◆ Exercise objective: Gather from the listing below each line that includes the word "JSON", and copy it.

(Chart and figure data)
____
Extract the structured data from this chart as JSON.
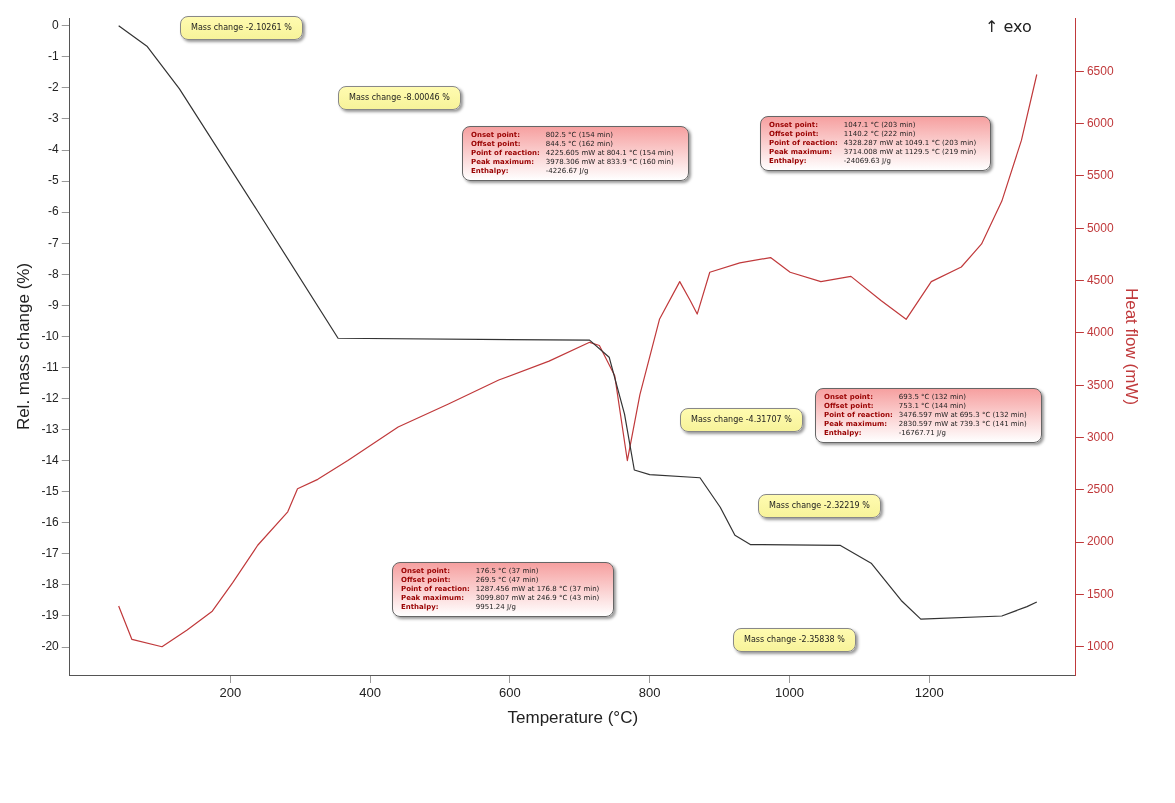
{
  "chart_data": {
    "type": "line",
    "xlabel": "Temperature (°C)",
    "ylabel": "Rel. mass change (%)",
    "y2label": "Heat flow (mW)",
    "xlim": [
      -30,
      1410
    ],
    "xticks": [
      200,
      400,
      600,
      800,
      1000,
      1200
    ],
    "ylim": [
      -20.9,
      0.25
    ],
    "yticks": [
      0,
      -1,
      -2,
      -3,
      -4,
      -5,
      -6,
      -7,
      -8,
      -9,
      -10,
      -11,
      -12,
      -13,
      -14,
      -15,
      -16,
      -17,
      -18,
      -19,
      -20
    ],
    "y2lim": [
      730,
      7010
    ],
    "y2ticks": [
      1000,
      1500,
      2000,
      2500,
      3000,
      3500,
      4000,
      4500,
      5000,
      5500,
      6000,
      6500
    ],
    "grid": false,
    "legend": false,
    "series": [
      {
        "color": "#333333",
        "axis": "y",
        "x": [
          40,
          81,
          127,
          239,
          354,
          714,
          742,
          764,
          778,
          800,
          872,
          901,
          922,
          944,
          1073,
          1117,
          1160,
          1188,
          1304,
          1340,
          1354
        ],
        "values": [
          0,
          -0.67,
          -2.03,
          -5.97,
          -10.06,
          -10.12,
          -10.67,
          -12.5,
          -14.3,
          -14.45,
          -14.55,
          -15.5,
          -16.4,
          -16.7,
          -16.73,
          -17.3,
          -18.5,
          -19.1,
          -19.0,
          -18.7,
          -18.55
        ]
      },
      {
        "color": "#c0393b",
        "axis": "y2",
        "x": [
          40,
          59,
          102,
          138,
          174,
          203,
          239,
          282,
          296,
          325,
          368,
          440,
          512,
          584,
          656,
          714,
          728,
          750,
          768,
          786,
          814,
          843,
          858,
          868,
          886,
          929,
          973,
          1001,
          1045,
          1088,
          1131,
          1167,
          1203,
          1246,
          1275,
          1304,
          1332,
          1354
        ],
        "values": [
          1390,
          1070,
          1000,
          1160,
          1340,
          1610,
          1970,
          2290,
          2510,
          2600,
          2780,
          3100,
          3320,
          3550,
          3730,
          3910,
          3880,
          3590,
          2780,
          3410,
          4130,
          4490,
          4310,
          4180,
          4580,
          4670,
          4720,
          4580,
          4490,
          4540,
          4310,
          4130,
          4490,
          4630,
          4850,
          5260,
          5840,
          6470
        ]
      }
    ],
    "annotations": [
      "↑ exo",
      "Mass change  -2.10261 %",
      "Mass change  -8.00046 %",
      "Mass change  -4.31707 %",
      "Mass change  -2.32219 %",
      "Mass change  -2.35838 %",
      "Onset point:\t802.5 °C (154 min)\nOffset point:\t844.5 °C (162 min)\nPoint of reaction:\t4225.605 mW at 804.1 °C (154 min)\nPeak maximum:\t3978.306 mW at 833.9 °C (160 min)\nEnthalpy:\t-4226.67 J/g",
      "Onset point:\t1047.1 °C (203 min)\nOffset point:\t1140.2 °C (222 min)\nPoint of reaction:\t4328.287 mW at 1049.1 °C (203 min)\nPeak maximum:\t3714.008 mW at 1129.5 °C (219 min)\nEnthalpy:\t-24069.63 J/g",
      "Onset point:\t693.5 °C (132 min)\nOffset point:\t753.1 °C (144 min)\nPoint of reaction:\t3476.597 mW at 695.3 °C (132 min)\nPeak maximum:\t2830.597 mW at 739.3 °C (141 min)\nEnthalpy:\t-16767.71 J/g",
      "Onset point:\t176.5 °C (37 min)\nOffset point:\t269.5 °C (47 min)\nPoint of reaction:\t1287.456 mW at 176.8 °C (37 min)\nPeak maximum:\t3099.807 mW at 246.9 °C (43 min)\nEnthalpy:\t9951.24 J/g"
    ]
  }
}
____
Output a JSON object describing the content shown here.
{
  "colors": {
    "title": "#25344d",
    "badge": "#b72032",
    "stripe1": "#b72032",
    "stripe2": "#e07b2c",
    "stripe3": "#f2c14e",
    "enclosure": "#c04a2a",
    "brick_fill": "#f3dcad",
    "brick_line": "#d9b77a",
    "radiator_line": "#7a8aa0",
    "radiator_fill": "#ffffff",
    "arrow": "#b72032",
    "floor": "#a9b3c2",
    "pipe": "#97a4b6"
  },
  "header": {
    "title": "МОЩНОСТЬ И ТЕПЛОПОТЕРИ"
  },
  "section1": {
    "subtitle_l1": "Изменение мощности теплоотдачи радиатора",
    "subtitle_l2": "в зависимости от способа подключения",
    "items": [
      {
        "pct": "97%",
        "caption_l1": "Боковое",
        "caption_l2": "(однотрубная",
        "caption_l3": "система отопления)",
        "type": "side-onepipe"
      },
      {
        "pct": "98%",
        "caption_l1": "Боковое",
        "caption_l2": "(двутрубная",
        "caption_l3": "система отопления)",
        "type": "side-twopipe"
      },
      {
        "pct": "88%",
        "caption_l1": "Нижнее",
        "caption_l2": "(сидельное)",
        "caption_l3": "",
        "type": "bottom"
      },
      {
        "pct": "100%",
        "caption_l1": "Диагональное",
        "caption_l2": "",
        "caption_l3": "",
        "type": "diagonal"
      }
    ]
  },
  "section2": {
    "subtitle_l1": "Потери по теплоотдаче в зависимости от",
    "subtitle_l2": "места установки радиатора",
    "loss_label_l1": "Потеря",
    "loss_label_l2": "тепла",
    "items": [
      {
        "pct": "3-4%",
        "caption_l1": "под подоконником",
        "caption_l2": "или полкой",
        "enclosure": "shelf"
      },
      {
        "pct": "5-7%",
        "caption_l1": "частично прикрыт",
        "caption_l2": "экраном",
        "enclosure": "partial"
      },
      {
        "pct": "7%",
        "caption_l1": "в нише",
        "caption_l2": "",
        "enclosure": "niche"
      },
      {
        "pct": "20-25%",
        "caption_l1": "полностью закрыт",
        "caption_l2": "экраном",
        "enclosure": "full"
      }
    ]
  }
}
____
◆ Result for this exercise:
Extract the structured data from this chart as JSON.
Output a JSON object describing the content shown here.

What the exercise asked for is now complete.